**Exercise directions:**
Scan each line of the records for the word "積雪以外" and extract the ones that have it.
+ + + + +
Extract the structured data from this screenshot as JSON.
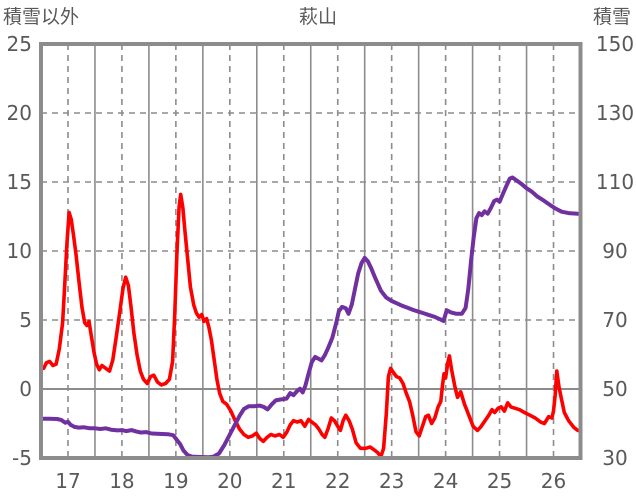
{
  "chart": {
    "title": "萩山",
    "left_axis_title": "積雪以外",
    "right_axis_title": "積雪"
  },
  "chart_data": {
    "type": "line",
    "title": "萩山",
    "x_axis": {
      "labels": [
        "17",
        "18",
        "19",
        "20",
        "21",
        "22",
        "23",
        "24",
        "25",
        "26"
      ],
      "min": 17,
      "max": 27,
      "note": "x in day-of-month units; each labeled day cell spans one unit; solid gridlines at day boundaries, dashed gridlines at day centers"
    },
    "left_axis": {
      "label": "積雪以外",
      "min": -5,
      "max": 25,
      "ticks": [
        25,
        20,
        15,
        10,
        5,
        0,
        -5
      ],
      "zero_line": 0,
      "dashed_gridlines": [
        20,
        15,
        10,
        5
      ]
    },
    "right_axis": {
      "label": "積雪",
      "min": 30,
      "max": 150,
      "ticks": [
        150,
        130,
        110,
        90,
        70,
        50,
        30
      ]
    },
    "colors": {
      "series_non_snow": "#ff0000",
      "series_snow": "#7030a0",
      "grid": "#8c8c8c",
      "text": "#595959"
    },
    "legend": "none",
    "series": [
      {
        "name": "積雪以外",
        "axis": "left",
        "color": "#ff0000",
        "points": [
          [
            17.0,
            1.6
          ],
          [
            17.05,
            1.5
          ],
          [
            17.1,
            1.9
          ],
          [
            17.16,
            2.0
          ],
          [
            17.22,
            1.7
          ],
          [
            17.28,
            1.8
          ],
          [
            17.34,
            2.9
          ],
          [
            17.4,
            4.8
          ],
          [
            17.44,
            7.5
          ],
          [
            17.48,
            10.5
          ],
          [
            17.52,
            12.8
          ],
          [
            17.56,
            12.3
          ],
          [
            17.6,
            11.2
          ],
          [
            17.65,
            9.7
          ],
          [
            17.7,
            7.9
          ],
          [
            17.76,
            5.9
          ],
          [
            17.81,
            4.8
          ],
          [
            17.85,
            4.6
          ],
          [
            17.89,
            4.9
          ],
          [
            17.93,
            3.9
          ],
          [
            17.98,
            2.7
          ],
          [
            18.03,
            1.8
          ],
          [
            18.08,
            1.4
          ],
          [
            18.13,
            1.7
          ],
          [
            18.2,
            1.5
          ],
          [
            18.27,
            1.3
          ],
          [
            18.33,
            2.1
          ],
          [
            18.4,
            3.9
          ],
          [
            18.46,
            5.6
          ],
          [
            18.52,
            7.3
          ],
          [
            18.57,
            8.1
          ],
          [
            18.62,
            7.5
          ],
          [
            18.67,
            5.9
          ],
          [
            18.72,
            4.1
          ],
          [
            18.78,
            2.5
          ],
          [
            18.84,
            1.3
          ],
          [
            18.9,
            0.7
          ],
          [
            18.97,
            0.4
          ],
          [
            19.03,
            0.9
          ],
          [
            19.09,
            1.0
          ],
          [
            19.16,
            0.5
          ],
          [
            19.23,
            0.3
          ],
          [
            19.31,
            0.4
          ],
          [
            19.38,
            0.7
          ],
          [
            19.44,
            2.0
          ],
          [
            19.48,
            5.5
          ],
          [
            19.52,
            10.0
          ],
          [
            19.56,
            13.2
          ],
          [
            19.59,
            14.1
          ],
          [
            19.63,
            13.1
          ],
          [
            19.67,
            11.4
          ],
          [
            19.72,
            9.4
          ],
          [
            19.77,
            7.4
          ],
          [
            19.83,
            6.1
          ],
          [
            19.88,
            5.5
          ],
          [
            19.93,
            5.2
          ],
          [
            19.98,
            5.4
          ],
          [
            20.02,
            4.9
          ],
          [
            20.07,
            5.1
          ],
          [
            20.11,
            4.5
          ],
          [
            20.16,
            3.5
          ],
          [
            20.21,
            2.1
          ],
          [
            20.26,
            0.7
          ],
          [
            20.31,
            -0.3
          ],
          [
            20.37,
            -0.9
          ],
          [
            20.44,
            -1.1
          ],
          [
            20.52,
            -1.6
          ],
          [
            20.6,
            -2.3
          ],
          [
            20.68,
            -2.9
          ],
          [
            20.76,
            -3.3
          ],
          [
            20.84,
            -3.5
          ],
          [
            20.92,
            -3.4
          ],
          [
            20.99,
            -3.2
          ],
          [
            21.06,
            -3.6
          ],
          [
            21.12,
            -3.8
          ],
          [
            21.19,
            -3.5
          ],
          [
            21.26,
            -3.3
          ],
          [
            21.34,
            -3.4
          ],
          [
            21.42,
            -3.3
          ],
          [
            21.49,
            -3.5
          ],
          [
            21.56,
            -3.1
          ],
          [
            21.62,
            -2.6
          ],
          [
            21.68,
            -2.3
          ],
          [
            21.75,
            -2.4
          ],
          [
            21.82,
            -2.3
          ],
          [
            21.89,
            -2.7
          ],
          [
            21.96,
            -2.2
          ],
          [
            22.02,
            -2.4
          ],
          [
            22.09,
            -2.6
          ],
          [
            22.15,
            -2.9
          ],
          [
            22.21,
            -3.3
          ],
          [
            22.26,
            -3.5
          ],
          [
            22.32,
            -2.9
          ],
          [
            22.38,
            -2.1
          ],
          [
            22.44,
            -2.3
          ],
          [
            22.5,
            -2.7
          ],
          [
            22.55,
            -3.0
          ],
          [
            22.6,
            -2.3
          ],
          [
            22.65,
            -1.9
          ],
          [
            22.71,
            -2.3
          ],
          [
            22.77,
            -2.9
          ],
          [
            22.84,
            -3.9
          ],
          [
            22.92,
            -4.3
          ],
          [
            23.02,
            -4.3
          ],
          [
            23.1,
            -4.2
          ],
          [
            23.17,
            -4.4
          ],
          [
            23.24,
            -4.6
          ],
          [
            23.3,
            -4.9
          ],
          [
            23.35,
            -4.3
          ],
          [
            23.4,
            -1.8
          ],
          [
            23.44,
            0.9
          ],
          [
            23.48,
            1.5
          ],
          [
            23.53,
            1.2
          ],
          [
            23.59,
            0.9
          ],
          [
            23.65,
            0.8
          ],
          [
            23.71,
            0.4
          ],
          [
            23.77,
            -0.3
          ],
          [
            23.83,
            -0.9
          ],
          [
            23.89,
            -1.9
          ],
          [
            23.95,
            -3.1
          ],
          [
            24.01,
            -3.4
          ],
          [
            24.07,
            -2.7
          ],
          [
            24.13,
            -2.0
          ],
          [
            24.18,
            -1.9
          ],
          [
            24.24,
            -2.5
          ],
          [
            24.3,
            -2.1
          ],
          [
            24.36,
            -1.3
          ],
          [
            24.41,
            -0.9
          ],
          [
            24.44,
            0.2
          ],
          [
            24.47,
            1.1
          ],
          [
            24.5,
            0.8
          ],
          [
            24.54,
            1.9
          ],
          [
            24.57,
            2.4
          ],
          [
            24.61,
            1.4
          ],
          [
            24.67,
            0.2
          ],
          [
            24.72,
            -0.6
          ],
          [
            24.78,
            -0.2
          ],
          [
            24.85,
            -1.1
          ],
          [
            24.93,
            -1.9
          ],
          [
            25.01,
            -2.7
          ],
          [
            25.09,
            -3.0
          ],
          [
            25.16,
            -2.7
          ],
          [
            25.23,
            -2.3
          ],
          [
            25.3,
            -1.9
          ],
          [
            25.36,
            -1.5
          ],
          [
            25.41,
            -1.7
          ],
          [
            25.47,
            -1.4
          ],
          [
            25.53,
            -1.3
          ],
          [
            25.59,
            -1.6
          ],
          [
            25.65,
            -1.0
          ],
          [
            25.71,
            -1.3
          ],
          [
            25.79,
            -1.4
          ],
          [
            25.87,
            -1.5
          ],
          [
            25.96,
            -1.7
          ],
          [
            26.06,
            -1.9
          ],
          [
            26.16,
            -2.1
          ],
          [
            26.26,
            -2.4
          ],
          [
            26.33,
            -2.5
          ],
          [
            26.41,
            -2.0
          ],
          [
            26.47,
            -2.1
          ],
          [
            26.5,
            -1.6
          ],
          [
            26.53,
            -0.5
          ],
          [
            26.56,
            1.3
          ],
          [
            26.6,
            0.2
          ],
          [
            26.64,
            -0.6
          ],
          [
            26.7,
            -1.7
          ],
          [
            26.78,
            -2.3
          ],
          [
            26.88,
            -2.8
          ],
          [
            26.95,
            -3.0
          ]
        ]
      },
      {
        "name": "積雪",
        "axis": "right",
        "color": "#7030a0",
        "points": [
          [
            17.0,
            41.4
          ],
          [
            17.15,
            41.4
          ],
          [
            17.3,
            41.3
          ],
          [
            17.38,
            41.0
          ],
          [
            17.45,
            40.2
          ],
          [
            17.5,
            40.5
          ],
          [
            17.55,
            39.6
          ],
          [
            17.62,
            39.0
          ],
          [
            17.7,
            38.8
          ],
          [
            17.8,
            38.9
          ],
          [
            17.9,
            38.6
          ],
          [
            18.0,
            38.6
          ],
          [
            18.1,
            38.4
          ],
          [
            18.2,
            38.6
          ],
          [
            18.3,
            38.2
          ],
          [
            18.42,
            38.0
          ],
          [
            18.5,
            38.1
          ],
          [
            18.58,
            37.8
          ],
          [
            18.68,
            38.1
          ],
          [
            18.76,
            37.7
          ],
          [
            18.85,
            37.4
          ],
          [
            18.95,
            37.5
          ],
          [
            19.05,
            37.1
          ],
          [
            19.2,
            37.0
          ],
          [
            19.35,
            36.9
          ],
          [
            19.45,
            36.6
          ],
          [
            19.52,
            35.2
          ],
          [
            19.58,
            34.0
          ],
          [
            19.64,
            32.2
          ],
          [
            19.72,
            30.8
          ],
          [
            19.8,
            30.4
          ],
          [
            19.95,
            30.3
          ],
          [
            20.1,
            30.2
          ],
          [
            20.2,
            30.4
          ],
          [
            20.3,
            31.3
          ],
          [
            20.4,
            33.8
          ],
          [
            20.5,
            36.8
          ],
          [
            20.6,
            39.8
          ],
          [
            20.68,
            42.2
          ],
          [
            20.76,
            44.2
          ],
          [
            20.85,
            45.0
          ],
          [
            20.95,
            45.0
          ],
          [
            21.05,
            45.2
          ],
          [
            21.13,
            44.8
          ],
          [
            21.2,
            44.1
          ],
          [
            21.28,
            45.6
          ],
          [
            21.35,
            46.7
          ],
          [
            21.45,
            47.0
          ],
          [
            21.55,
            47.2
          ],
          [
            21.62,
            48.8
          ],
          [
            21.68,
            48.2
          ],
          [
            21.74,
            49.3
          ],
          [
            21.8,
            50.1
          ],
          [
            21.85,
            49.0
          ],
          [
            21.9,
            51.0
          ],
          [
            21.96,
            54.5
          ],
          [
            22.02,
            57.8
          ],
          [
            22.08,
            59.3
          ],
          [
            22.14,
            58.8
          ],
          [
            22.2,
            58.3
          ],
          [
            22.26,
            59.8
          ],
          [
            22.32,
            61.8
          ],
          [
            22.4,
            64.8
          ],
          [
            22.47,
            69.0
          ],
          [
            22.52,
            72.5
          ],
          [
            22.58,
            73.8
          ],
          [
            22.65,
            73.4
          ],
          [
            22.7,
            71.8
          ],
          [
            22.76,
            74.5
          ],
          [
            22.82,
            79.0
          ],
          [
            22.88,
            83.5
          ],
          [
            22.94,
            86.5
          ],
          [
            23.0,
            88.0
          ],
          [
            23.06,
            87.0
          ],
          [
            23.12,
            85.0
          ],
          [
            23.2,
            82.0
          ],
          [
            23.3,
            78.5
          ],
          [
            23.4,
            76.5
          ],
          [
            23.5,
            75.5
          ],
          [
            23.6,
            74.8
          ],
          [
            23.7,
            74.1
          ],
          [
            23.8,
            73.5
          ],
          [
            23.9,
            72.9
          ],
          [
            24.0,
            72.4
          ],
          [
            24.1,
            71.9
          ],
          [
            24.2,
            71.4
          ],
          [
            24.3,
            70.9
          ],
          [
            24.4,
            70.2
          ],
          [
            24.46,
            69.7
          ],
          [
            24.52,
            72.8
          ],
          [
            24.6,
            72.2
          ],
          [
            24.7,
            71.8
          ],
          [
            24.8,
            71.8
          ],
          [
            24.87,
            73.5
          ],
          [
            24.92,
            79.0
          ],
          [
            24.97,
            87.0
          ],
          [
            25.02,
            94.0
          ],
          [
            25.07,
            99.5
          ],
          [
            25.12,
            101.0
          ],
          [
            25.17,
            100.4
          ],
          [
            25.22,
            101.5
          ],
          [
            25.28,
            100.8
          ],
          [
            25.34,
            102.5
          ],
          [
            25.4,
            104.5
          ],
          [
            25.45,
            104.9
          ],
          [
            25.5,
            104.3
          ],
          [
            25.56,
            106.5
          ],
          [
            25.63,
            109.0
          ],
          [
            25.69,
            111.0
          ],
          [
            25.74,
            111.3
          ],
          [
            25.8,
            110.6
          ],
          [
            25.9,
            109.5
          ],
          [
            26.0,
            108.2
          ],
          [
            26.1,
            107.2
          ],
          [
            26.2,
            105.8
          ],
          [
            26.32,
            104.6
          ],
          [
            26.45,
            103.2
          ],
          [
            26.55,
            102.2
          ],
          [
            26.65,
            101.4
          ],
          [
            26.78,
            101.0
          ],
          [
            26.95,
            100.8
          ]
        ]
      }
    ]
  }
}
+ + + + +
**The solution:**
    "left_axis_title": "積雪以外",
      "label": "積雪以外",
        "name": "積雪以外",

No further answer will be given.